THE EXERCISE: Copy every line of the entries that includes the word "plusieurs".

BEGIN DATASET CONTENT

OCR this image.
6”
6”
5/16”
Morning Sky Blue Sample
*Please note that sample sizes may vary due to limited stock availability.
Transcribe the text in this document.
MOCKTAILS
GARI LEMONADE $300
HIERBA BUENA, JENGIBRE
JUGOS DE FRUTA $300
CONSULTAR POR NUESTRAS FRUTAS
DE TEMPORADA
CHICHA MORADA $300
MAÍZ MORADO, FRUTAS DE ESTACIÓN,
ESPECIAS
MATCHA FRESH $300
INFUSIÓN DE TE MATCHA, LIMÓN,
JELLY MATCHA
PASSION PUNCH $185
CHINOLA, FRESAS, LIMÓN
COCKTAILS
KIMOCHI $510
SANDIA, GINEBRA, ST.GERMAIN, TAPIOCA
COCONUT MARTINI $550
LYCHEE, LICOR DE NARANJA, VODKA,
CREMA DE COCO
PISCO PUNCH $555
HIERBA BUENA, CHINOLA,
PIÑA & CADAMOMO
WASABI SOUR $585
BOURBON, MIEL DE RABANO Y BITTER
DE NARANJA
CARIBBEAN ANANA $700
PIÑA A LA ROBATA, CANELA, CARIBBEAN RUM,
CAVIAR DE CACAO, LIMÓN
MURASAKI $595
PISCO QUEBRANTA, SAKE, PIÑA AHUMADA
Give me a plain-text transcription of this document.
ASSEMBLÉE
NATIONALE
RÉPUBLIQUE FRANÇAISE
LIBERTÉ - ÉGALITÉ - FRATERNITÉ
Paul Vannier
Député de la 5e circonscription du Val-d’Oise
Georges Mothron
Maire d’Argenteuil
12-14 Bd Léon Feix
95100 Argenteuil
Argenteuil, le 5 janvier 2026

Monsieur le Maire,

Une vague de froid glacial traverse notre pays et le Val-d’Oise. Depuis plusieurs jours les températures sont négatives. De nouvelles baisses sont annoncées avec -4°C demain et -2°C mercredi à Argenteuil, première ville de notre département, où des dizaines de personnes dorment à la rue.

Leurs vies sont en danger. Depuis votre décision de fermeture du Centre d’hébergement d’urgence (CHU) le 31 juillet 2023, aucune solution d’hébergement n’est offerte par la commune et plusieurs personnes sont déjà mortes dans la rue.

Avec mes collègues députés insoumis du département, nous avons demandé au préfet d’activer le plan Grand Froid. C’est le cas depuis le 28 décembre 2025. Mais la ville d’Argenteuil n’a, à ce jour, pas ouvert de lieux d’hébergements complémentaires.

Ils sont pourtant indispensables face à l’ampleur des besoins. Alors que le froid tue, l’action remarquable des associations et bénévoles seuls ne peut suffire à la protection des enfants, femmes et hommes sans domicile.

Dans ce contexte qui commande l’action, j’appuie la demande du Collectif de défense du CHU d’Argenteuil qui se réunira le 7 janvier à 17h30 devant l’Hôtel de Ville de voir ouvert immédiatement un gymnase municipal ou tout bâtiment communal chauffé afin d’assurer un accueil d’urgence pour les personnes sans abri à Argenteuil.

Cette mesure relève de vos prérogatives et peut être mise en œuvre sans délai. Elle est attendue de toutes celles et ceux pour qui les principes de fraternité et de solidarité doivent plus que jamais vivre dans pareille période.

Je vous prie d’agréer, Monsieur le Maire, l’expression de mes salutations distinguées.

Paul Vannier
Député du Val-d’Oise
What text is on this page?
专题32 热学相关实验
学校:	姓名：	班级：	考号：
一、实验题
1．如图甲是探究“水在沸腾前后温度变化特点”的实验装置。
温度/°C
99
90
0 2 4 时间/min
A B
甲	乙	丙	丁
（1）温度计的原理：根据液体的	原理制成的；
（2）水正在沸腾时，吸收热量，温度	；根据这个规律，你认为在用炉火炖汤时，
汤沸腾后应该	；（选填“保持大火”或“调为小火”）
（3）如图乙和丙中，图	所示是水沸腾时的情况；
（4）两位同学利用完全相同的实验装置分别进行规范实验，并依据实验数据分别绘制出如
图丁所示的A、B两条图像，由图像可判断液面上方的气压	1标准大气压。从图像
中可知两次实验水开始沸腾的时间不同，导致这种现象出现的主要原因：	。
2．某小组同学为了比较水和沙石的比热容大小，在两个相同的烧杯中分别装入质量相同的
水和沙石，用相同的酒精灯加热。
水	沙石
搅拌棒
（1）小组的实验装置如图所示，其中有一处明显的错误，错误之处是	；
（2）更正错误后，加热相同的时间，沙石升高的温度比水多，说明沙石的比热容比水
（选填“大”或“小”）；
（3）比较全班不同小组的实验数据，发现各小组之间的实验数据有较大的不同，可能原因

END DATASET CONTENT

OUTPUT:
Une vague de froid glacial traverse notre pays et le Val-d’Oise. Depuis plusieurs jours les températures sont négatives. De nouvelles baisses sont annoncées avec -4°C demain et -2°C mercredi à Argenteuil, première ville de notre département, où des dizaines de personnes dorment à la rue.
Leurs vies sont en danger. Depuis votre décision de fermeture du Centre d’hébergement d’urgence (CHU) le 31 juillet 2023, aucune solution d’hébergement n’est offerte par la commune et plusieurs personnes sont déjà mortes dans la rue.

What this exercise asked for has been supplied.